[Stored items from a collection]
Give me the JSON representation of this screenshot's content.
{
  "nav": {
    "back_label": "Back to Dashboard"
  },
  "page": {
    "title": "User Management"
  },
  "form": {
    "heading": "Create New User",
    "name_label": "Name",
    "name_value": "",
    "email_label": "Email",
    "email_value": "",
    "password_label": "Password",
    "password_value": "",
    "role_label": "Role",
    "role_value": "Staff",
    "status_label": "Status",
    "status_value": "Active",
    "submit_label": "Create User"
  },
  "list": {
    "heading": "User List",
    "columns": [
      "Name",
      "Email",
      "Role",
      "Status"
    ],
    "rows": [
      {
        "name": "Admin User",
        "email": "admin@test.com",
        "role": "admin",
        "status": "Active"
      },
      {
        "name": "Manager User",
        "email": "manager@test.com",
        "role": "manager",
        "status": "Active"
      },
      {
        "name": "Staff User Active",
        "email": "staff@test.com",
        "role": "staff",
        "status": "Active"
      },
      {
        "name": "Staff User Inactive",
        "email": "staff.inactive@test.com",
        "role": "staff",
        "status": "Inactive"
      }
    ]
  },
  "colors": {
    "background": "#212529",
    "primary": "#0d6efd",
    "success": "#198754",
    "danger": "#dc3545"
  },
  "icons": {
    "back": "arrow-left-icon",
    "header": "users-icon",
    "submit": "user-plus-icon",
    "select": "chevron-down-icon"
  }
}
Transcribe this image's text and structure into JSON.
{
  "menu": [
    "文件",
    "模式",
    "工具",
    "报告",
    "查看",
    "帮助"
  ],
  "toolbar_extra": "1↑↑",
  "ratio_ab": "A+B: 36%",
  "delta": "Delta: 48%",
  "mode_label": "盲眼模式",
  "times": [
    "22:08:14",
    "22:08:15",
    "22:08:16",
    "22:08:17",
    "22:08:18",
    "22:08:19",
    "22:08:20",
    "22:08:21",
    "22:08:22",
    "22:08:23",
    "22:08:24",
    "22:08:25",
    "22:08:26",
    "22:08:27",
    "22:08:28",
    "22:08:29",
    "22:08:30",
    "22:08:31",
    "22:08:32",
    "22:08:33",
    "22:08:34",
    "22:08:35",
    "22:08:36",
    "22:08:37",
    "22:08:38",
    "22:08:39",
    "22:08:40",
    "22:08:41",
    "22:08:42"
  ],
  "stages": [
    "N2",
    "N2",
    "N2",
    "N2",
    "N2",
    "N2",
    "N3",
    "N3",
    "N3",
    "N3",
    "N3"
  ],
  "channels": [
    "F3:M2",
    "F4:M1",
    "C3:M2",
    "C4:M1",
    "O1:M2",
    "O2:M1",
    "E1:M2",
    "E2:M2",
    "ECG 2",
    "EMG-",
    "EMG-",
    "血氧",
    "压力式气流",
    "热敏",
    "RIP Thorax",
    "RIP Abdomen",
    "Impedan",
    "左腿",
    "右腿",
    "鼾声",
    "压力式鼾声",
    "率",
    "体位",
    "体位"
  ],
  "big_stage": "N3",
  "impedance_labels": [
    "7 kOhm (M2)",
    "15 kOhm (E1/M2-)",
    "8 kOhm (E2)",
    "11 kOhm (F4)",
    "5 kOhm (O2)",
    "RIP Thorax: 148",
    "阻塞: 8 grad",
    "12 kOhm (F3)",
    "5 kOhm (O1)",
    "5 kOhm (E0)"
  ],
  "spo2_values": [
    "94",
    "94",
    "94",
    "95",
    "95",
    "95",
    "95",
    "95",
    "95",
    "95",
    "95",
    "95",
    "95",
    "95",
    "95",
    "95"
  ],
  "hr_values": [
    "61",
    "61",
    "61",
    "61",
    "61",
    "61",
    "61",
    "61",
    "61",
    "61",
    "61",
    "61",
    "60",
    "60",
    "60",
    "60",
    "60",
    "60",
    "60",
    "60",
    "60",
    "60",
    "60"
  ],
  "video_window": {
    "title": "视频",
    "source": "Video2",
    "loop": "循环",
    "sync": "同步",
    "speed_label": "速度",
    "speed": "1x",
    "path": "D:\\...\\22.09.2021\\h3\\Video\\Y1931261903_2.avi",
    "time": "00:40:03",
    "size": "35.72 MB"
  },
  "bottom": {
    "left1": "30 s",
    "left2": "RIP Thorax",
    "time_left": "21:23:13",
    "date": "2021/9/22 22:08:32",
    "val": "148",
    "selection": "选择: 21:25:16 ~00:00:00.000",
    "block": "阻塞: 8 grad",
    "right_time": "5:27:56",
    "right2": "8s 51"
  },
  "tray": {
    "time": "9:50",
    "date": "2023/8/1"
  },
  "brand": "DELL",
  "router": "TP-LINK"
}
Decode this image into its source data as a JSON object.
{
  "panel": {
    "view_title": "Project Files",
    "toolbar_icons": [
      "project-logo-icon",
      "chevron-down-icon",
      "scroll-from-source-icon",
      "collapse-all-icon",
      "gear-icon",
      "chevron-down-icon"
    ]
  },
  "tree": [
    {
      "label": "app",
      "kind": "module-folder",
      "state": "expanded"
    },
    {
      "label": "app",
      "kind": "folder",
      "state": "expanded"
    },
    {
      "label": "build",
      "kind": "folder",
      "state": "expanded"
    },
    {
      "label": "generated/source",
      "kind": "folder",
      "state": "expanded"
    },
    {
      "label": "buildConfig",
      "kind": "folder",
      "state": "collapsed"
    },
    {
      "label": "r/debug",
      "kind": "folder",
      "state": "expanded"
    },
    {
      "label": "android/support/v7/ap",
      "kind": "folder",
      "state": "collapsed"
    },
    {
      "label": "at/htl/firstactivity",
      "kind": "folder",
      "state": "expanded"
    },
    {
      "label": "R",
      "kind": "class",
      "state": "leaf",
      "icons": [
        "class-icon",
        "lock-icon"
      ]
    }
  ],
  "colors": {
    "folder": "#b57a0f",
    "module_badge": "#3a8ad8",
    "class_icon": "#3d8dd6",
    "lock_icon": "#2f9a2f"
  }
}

### WRITTEN REQUEST:
Each entry above needs to be retyped exactly.

### EXPECTED ANSWER:
Give me the JSON representation of this screenshot's content.
{
  "nav": {
    "back_label": "Back to Dashboard"
  },
  "page": {
    "title": "User Management"
  },
  "form": {
    "heading": "Create New User",
    "name_label": "Name",
    "name_value": "",
    "email_label": "Email",
    "email_value": "",
    "password_label": "Password",
    "password_value": "",
    "role_label": "Role",
    "role_value": "Staff",
    "status_label": "Status",
    "status_value": "Active",
    "submit_label": "Create User"
  },
  "list": {
    "heading": "User List",
    "columns": [
      "Name",
      "Email",
      "Role",
      "Status"
    ],
    "rows": [
      {
        "name": "Admin User",
        "email": "admin@test.com",
        "role": "admin",
        "status": "Active"
      },
      {
        "name": "Manager User",
        "email": "manager@test.com",
        "role": "manager",
        "status": "Active"
      },
      {
        "name": "Staff User Active",
        "email": "staff@test.com",
        "role": "staff",
        "status": "Active"
      },
      {
        "name": "Staff User Inactive",
        "email": "staff.inactive@test.com",
        "role": "staff",
        "status": "Inactive"
      }
    ]
  },
  "colors": {
    "background": "#212529",
    "primary": "#0d6efd",
    "success": "#198754",
    "danger": "#dc3545"
  },
  "icons": {
    "back": "arrow-left-icon",
    "header": "users-icon",
    "submit": "user-plus-icon",
    "select": "chevron-down-icon"
  }
}
Transcribe this image's text and structure into JSON.
{
  "menu": [
    "文件",
    "模式",
    "工具",
    "报告",
    "查看",
    "帮助"
  ],
  "toolbar_extra": "1↑↑",
  "ratio_ab": "A+B: 36%",
  "delta": "Delta: 48%",
  "mode_label": "盲眼模式",
  "times": [
    "22:08:14",
    "22:08:15",
    "22:08:16",
    "22:08:17",
    "22:08:18",
    "22:08:19",
    "22:08:20",
    "22:08:21",
    "22:08:22",
    "22:08:23",
    "22:08:24",
    "22:08:25",
    "22:08:26",
    "22:08:27",
    "22:08:28",
    "22:08:29",
    "22:08:30",
    "22:08:31",
    "22:08:32",
    "22:08:33",
    "22:08:34",
    "22:08:35",
    "22:08:36",
    "22:08:37",
    "22:08:38",
    "22:08:39",
    "22:08:40",
    "22:08:41",
    "22:08:42"
  ],
  "stages": [
    "N2",
    "N2",
    "N2",
    "N2",
    "N2",
    "N2",
    "N3",
    "N3",
    "N3",
    "N3",
    "N3"
  ],
  "channels": [
    "F3:M2",
    "F4:M1",
    "C3:M2",
    "C4:M1",
    "O1:M2",
    "O2:M1",
    "E1:M2",
    "E2:M2",
    "ECG 2",
    "EMG-",
    "EMG-",
    "血氧",
    "压力式气流",
    "热敏",
    "RIP Thorax",
    "RIP Abdomen",
    "Impedan",
    "左腿",
    "右腿",
    "鼾声",
    "压力式鼾声",
    "率",
    "体位",
    "体位"
  ],
  "big_stage": "N3",
  "impedance_labels": [
    "7 kOhm (M2)",
    "15 kOhm (E1/M2-)",
    "8 kOhm (E2)",
    "11 kOhm (F4)",
    "5 kOhm (O2)",
    "RIP Thorax: 148",
    "阻塞: 8 grad",
    "12 kOhm (F3)",
    "5 kOhm (O1)",
    "5 kOhm (E0)"
  ],
  "spo2_values": [
    "94",
    "94",
    "94",
    "95",
    "95",
    "95",
    "95",
    "95",
    "95",
    "95",
    "95",
    "95",
    "95",
    "95",
    "95",
    "95"
  ],
  "hr_values": [
    "61",
    "61",
    "61",
    "61",
    "61",
    "61",
    "61",
    "61",
    "61",
    "61",
    "61",
    "61",
    "60",
    "60",
    "60",
    "60",
    "60",
    "60",
    "60",
    "60",
    "60",
    "60",
    "60"
  ],
  "video_window": {
    "title": "视频",
    "source": "Video2",
    "loop": "循环",
    "sync": "同步",
    "speed_label": "速度",
    "speed": "1x",
    "path": "D:\\...\\22.09.2021\\h3\\Video\\Y1931261903_2.avi",
    "time": "00:40:03",
    "size": "35.72 MB"
  },
  "bottom": {
    "left1": "30 s",
    "left2": "RIP Thorax",
    "time_left": "21:23:13",
    "date": "2021/9/22 22:08:32",
    "val": "148",
    "selection": "选择: 21:25:16 ~00:00:00.000",
    "block": "阻塞: 8 grad",
    "right_time": "5:27:56",
    "right2": "8s 51"
  },
  "tray": {
    "time": "9:50",
    "date": "2023/8/1"
  },
  "brand": "DELL",
  "router": "TP-LINK"
}
Decode this image into its source data as a JSON object.
{
  "panel": {
    "view_title": "Project Files",
    "toolbar_icons": [
      "project-logo-icon",
      "chevron-down-icon",
      "scroll-from-source-icon",
      "collapse-all-icon",
      "gear-icon",
      "chevron-down-icon"
    ]
  },
  "tree": [
    {
      "label": "app",
      "kind": "module-folder",
      "state": "expanded"
    },
    {
      "label": "app",
      "kind": "folder",
      "state": "expanded"
    },
    {
      "label": "build",
      "kind": "folder",
      "state": "expanded"
    },
    {
      "label": "generated/source",
      "kind": "folder",
      "state": "expanded"
    },
    {
      "label": "buildConfig",
      "kind": "folder",
      "state": "collapsed"
    },
    {
      "label": "r/debug",
      "kind": "folder",
      "state": "expanded"
    },
    {
      "label": "android/support/v7/ap",
      "kind": "folder",
      "state": "collapsed"
    },
    {
      "label": "at/htl/firstactivity",
      "kind": "folder",
      "state": "expanded"
    },
    {
      "label": "R",
      "kind": "class",
      "state": "leaf",
      "icons": [
        "class-icon",
        "lock-icon"
      ]
    }
  ],
  "colors": {
    "folder": "#b57a0f",
    "module_badge": "#3a8ad8",
    "class_icon": "#3d8dd6",
    "lock_icon": "#2f9a2f"
  }
}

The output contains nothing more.